● Brief: How many of the lines contain the string "SAMPLE"? Give the number, with no other words.

Dataset items:
========================================================================

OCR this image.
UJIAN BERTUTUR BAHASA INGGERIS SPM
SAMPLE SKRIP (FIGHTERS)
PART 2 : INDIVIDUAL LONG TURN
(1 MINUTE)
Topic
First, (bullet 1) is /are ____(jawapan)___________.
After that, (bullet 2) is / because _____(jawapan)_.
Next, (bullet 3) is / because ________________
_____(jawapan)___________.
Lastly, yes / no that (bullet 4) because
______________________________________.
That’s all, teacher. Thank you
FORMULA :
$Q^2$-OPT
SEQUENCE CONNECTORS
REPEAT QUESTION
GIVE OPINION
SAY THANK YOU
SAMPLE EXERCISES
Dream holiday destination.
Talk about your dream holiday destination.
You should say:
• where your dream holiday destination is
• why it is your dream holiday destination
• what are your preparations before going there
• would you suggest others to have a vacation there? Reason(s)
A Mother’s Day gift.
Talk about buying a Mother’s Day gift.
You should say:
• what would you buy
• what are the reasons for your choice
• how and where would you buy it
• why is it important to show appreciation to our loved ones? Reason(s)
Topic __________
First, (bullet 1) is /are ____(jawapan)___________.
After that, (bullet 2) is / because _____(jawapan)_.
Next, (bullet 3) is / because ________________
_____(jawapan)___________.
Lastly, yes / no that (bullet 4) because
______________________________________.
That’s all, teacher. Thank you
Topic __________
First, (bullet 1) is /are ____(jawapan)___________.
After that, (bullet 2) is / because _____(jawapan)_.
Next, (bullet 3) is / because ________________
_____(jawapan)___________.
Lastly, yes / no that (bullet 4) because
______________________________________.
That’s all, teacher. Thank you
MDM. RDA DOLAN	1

========================================================================

● Full solution: 2